START

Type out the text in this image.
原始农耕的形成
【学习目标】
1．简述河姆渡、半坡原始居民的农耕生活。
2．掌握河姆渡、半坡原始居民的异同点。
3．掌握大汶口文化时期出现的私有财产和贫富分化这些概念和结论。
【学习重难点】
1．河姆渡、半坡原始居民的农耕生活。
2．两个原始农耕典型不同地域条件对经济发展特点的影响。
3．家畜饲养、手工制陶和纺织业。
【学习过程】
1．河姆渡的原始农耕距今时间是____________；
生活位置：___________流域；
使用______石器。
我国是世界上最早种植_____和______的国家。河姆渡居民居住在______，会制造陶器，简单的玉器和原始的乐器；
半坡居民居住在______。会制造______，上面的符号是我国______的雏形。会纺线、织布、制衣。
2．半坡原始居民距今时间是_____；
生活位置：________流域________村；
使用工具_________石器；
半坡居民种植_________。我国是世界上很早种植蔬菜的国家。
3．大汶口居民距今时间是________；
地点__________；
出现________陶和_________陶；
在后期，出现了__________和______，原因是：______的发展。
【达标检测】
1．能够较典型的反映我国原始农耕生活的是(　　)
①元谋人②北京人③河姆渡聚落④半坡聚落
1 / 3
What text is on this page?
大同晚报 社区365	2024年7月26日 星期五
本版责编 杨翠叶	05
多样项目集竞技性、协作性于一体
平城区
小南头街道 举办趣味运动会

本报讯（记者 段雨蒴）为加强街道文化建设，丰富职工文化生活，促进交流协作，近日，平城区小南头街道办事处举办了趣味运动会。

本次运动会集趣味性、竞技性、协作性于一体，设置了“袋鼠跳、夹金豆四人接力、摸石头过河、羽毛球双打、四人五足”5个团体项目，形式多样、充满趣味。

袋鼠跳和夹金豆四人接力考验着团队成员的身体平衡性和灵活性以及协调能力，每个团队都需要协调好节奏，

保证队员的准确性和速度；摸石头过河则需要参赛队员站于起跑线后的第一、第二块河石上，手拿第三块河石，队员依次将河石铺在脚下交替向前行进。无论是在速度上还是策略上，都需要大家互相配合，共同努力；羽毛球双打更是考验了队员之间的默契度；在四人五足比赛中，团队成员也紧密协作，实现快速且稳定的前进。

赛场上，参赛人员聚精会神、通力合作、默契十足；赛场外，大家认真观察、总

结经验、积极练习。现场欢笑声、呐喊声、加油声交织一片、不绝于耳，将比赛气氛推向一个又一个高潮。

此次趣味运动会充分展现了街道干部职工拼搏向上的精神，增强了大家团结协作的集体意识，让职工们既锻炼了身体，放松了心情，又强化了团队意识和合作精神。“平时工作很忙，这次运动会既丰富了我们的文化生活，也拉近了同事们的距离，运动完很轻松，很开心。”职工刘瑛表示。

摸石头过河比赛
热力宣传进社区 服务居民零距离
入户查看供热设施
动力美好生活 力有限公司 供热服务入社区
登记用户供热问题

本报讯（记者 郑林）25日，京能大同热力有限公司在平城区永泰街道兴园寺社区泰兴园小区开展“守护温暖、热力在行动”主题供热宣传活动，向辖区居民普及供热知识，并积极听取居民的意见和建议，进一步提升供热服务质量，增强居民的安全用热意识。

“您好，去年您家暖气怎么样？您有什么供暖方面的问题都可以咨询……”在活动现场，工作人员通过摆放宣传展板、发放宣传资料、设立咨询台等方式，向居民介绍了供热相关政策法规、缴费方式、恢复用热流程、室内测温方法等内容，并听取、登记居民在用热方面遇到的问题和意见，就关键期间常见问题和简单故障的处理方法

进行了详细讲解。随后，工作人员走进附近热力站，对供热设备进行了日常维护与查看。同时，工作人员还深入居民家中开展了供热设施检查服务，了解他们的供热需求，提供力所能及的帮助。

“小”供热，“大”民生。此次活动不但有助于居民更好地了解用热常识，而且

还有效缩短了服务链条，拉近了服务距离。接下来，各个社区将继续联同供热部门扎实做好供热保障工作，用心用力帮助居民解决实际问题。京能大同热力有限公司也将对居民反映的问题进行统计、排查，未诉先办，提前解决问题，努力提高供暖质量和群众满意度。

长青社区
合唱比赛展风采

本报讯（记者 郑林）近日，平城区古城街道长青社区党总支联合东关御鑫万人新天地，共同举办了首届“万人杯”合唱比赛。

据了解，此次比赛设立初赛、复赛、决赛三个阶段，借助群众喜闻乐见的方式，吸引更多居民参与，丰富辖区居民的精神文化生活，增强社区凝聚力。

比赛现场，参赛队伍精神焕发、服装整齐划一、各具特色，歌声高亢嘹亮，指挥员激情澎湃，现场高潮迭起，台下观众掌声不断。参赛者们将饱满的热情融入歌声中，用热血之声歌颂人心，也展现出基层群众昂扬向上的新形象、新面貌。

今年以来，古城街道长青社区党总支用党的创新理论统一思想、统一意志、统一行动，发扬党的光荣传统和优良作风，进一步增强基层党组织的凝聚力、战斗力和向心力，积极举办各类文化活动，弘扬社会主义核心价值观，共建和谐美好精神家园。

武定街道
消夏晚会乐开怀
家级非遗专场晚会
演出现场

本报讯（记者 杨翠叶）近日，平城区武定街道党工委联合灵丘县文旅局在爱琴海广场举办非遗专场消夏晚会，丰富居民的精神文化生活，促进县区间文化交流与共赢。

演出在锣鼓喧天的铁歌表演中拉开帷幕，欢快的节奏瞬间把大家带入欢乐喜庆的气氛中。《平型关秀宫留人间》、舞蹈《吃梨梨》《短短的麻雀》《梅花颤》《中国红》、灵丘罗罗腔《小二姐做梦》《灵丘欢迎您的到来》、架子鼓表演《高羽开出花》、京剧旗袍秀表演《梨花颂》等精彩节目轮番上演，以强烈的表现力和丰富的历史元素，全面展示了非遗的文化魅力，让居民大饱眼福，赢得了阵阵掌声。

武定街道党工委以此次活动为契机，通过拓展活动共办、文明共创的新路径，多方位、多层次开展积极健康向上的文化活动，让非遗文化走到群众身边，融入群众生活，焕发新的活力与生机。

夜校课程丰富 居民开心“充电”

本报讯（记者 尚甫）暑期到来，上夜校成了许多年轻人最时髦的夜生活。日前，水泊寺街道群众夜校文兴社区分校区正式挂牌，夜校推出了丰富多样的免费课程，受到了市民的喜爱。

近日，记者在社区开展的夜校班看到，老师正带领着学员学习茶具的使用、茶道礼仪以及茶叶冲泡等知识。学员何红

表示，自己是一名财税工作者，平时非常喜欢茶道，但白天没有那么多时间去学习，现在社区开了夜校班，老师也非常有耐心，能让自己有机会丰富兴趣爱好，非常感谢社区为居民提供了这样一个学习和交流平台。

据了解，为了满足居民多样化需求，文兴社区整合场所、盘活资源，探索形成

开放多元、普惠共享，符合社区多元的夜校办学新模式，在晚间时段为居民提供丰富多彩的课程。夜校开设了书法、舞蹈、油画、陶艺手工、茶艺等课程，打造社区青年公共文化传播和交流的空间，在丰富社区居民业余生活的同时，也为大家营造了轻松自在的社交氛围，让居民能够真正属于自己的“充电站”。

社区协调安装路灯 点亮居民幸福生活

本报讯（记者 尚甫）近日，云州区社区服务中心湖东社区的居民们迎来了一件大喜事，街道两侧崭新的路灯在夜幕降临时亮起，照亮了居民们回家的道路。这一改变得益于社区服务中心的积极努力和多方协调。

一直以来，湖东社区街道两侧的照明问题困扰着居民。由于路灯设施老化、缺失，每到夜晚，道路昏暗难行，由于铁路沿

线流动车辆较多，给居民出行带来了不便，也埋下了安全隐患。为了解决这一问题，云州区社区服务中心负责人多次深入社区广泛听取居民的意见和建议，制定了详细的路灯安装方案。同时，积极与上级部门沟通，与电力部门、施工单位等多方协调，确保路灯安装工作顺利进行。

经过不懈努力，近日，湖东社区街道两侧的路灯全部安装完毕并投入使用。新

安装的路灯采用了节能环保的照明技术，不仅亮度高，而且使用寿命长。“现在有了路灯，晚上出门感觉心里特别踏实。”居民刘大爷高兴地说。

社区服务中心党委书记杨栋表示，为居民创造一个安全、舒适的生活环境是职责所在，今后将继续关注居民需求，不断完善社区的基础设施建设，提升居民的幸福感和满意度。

END

Return every line in the listing that contains the word "this".

Type out the text in this image.
What text is on this page?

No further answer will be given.